*GIVEN TASK*:
For every line in the records that has the word "JSON", make a copy.

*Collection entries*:
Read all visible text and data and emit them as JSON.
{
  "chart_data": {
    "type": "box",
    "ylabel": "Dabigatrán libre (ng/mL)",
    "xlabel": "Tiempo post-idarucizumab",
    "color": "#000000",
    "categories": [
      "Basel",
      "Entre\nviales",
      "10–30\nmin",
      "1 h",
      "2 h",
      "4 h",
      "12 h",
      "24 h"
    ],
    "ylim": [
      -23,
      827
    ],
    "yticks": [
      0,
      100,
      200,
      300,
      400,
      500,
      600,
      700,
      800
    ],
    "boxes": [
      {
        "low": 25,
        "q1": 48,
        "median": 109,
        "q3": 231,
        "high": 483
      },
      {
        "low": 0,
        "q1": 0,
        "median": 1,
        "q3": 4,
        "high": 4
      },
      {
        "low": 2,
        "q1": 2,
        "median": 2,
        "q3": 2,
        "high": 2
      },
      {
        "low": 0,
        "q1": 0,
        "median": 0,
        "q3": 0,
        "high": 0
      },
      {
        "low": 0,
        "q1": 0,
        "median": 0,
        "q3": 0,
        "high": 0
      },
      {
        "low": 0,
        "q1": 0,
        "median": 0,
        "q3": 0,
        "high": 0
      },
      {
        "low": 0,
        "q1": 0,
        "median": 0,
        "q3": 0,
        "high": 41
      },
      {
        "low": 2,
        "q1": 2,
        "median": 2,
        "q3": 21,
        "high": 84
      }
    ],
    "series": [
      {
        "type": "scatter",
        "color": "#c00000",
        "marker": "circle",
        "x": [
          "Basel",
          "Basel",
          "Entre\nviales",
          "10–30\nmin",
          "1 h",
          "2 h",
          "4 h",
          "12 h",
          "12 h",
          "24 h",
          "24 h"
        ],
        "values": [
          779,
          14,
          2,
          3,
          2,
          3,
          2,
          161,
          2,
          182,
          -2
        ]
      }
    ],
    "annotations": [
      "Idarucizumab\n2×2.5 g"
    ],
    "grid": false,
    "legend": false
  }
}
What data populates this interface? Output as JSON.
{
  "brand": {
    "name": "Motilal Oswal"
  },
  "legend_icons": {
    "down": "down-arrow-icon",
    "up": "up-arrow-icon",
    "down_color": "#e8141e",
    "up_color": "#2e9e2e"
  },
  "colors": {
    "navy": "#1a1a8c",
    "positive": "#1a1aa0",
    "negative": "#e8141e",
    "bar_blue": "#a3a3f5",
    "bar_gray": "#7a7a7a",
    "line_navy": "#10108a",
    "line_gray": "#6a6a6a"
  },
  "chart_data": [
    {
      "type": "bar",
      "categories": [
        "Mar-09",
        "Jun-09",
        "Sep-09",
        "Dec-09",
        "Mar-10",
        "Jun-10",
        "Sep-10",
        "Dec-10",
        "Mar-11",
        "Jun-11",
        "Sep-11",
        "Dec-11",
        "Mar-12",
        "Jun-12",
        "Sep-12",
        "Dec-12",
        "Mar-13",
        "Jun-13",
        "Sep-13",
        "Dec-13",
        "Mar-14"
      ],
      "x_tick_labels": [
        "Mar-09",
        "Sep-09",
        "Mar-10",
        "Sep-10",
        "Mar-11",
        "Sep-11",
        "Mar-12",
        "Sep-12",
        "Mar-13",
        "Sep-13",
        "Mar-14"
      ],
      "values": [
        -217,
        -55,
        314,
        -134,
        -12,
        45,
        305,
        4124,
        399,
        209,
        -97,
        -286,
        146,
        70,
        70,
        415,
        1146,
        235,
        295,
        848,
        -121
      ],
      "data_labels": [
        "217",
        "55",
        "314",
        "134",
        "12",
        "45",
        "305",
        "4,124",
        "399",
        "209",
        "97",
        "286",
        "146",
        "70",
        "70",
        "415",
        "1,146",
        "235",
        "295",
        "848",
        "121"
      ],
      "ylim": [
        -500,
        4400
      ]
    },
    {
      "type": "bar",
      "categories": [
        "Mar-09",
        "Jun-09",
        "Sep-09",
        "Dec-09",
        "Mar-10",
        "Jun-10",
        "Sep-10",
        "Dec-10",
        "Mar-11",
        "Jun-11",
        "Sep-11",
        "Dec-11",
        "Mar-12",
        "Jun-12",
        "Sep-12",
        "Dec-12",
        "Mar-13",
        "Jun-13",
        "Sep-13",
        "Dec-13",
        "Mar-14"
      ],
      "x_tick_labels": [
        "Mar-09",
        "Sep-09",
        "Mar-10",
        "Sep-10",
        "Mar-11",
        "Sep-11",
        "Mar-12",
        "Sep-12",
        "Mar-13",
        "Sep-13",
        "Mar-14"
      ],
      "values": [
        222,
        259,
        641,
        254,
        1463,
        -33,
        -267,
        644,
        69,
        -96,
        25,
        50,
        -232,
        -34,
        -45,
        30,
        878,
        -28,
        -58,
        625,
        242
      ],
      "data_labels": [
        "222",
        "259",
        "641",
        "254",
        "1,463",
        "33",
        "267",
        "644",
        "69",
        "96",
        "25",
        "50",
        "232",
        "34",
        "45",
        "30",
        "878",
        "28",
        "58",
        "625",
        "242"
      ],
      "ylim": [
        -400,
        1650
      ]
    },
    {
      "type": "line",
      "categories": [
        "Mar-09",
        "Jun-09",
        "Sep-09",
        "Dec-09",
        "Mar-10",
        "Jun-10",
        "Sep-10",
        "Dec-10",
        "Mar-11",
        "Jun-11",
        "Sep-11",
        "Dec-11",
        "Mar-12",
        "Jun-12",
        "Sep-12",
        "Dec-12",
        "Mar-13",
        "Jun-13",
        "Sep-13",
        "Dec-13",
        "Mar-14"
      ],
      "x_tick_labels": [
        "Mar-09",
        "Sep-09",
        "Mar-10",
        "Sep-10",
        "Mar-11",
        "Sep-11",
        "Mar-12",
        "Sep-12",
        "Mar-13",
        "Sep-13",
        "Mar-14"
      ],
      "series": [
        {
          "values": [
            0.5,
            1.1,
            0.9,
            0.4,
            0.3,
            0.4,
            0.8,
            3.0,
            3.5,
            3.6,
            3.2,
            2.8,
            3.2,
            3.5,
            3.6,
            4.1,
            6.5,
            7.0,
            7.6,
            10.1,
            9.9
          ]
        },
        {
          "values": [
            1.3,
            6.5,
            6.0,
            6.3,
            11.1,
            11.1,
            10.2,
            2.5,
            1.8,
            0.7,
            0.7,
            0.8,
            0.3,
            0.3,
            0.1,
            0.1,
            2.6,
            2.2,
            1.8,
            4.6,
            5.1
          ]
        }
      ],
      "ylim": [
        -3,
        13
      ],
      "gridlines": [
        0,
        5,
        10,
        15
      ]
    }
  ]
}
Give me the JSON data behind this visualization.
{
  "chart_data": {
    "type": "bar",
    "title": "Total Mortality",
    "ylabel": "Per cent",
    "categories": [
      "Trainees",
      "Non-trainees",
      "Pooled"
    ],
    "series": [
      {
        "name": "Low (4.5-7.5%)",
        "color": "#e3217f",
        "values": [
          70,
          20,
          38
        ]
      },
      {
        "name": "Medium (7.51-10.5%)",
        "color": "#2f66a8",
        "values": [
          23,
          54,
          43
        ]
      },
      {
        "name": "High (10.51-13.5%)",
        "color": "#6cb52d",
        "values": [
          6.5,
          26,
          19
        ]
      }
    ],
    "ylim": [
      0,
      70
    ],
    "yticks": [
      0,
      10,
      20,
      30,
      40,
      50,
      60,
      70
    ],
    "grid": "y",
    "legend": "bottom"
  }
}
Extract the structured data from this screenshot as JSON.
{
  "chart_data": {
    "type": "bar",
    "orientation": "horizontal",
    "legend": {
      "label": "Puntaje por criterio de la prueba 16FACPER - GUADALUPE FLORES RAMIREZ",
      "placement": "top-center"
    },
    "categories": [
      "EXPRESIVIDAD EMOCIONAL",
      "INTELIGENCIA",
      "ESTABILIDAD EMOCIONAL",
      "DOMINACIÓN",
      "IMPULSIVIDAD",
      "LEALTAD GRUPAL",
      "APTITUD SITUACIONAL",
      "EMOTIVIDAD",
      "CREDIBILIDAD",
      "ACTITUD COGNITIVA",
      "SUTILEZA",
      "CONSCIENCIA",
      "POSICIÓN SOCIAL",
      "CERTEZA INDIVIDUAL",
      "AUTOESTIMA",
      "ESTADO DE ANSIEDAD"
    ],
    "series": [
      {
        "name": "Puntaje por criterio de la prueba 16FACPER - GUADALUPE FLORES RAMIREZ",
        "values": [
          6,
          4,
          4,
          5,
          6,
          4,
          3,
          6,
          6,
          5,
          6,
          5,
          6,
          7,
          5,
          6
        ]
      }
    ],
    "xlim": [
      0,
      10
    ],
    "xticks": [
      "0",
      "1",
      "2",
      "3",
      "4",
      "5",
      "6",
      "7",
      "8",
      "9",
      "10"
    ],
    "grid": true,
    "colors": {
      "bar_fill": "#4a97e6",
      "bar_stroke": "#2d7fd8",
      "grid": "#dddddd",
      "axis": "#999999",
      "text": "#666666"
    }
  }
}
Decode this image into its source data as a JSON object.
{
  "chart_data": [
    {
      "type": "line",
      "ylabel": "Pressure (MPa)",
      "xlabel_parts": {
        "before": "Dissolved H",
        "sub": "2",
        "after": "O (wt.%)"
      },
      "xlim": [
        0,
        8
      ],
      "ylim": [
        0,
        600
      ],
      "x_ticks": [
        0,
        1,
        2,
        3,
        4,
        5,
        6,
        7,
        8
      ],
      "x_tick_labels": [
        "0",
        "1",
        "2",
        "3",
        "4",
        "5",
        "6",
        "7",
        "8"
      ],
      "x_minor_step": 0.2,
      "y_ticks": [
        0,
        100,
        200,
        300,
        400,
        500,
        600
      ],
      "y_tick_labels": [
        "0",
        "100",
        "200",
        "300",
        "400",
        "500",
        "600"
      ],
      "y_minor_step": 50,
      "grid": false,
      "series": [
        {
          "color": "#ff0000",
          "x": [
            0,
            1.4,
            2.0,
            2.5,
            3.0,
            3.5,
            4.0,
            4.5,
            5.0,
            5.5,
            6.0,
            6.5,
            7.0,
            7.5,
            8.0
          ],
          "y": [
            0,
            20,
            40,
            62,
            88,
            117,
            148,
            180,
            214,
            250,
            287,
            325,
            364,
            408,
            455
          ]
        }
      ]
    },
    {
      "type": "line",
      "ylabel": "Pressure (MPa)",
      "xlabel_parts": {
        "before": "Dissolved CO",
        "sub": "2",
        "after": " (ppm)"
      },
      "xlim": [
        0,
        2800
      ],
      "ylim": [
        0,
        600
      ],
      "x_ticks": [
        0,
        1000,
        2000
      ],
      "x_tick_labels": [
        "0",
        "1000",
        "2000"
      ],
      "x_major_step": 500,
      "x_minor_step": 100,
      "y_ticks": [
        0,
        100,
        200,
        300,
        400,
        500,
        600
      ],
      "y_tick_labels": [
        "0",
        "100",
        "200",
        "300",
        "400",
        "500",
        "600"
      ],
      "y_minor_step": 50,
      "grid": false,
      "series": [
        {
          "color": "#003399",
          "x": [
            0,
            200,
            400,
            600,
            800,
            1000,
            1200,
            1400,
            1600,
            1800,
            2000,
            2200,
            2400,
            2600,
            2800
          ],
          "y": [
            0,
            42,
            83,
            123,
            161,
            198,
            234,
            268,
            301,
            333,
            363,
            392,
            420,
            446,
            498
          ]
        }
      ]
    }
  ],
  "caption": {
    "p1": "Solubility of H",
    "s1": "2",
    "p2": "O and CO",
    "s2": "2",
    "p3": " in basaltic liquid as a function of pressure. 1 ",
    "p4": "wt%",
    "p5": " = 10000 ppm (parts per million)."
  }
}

*ANSWER TO THIS PROBLEM*:
Read all visible text and data and emit them as JSON.
What data populates this interface? Output as JSON.
Give me the JSON data behind this visualization.
Extract the structured data from this screenshot as JSON.
Decode this image into its source data as a JSON object.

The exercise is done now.